* **Exercise instructions**
Search the material and gather each line with "sunt" in it.

Data items
⁂

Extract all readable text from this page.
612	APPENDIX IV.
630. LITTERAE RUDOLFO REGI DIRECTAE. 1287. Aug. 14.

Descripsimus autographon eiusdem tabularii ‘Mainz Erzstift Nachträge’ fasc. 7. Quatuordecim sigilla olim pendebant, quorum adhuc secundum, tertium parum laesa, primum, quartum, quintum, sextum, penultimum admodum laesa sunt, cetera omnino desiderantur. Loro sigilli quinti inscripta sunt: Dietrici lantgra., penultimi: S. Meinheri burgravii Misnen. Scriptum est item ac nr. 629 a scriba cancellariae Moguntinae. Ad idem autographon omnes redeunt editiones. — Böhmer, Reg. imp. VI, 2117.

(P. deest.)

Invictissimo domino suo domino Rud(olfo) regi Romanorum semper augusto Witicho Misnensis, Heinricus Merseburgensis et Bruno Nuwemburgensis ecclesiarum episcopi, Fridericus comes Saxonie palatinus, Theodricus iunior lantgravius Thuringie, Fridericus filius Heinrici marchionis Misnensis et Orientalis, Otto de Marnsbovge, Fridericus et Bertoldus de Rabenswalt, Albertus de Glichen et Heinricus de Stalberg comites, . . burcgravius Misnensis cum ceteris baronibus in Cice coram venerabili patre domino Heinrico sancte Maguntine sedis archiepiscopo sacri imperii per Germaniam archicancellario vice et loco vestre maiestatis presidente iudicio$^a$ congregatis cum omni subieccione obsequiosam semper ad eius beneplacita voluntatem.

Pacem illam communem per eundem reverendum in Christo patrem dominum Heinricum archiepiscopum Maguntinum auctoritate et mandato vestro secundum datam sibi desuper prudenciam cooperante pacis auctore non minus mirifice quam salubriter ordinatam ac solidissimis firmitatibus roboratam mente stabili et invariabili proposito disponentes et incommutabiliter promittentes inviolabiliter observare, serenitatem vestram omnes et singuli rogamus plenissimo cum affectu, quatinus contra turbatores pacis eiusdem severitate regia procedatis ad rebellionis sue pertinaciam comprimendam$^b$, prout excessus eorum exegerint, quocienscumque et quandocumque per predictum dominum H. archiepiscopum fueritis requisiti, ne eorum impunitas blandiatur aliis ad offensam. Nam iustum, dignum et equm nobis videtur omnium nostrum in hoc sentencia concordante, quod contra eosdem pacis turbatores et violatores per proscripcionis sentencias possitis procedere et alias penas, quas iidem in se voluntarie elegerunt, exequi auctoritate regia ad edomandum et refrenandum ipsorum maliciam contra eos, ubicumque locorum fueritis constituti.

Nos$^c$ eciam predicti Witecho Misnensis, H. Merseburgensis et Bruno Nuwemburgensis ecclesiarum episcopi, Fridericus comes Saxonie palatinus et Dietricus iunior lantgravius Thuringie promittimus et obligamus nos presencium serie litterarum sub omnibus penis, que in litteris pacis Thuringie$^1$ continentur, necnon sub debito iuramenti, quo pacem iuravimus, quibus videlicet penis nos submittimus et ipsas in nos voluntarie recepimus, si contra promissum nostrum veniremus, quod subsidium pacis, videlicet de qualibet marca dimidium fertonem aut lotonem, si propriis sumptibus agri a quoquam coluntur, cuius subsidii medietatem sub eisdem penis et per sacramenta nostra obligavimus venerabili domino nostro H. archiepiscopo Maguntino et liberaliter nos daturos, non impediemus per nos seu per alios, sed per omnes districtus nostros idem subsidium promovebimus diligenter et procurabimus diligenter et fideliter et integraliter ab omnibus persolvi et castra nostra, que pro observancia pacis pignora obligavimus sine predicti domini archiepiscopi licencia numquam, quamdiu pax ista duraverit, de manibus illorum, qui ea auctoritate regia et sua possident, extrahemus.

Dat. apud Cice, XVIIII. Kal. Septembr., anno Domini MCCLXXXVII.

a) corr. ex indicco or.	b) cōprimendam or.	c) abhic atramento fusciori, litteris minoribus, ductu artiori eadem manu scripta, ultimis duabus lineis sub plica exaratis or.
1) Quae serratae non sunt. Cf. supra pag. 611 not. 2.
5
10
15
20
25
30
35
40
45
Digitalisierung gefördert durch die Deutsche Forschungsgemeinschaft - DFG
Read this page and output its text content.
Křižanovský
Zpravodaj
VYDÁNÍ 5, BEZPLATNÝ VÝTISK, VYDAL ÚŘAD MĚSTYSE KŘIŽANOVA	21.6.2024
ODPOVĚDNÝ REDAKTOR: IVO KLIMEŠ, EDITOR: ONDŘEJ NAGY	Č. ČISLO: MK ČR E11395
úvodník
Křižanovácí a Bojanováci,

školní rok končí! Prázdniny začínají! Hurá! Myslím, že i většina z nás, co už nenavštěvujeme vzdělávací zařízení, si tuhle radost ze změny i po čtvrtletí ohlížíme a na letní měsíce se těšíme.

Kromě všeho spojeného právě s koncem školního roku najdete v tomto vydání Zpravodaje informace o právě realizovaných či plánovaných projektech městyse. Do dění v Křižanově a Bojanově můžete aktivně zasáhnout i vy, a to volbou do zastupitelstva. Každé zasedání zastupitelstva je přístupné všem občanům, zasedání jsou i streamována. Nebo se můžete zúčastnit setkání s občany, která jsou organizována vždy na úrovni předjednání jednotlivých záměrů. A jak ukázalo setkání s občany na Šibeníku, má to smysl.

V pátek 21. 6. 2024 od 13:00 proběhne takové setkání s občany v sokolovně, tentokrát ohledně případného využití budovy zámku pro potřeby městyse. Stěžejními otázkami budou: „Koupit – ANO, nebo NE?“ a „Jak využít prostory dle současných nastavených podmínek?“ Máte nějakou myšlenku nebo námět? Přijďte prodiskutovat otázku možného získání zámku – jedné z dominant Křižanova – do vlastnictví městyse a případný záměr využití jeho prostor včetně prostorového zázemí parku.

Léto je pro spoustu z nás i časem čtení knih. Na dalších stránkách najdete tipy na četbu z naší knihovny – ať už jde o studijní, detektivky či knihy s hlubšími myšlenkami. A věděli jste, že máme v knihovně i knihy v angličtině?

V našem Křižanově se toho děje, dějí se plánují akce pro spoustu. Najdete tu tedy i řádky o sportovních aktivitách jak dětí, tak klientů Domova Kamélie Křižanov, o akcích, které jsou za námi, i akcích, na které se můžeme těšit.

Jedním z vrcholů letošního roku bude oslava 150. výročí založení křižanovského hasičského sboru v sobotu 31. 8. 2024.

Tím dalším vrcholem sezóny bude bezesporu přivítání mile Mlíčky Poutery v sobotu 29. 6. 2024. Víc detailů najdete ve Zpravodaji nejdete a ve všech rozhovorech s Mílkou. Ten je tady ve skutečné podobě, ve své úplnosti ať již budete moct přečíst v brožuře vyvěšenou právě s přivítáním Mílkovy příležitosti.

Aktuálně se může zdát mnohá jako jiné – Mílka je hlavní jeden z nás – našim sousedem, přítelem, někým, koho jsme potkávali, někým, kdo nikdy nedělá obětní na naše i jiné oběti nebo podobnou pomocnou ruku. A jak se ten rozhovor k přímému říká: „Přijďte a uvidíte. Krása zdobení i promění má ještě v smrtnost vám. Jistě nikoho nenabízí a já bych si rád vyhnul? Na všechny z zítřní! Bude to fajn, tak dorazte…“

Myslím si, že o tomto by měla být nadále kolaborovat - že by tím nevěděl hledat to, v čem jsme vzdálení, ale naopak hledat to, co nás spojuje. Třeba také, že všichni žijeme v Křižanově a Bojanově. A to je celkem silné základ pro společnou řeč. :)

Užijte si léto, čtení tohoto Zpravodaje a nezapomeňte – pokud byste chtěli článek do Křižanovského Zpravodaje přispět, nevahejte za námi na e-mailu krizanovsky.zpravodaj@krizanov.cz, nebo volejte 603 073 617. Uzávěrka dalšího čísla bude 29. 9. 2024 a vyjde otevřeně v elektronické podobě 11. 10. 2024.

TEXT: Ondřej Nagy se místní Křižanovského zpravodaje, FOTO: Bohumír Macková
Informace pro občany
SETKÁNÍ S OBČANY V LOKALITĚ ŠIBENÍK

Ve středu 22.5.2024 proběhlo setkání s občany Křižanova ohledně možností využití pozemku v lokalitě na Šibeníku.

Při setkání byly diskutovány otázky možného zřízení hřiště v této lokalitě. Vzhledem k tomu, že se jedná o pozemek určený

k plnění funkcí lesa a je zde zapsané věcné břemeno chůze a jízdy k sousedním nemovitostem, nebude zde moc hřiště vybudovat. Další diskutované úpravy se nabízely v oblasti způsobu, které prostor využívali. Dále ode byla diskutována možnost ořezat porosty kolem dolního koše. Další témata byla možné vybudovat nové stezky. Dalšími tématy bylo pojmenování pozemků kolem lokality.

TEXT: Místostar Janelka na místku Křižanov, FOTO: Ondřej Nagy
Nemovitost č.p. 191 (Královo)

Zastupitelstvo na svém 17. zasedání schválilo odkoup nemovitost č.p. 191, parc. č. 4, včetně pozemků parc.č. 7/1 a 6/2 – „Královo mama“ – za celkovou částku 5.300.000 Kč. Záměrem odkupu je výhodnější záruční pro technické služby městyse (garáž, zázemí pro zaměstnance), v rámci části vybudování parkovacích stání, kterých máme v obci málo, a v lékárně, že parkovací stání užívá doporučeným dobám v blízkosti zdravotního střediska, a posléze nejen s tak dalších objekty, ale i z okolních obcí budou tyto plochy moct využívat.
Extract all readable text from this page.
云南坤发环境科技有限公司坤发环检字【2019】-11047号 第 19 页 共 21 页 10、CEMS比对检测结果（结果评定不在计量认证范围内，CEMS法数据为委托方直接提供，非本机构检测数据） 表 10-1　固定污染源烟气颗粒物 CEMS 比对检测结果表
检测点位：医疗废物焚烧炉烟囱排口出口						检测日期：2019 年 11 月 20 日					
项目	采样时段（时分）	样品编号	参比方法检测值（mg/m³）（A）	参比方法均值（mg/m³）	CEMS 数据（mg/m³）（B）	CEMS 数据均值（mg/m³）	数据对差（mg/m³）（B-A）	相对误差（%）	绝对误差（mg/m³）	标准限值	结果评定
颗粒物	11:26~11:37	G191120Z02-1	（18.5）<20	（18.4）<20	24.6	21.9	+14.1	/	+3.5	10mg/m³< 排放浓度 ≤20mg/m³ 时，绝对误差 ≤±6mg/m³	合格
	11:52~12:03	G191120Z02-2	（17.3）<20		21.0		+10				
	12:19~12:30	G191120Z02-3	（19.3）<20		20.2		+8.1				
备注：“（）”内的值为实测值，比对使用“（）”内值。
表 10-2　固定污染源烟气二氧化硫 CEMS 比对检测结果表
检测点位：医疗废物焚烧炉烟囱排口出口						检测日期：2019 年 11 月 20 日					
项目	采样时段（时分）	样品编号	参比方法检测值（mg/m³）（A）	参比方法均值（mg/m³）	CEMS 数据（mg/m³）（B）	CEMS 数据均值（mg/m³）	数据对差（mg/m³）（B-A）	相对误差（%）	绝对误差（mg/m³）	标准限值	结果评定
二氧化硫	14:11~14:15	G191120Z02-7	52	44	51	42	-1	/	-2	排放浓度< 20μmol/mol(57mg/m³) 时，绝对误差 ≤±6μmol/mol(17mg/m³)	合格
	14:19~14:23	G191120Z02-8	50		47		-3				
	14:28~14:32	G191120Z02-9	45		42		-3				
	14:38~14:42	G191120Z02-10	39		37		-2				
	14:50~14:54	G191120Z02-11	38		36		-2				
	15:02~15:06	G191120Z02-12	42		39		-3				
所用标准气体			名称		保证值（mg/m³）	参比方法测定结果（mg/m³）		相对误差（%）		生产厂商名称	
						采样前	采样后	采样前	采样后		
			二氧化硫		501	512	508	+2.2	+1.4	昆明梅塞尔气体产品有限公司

⁂

* **Answer to this problem**
Descripsimus autographon eiusdem tabularii ‘Mainz Erzstift Nachträge’ fasc. 7. Quatuordecim sigilla olim pendebant, quorum adhuc secundum, tertium parum laesa, primum, quartum, quintum, sextum, penultimum admodum laesa sunt, cetera omnino desiderantur. Loro sigilli quinti inscripta sunt: Dietrici lantgra., penultimi: S. Meinheri burgravii Misnen. Scriptum est item ac nr. 629 a scriba cancellariae Moguntinae. Ad idem autographon omnes redeunt editiones. — Böhmer, Reg. imp. VI, 2117.
1) Quae serratae non sunt. Cf. supra pag. 611 not. 2.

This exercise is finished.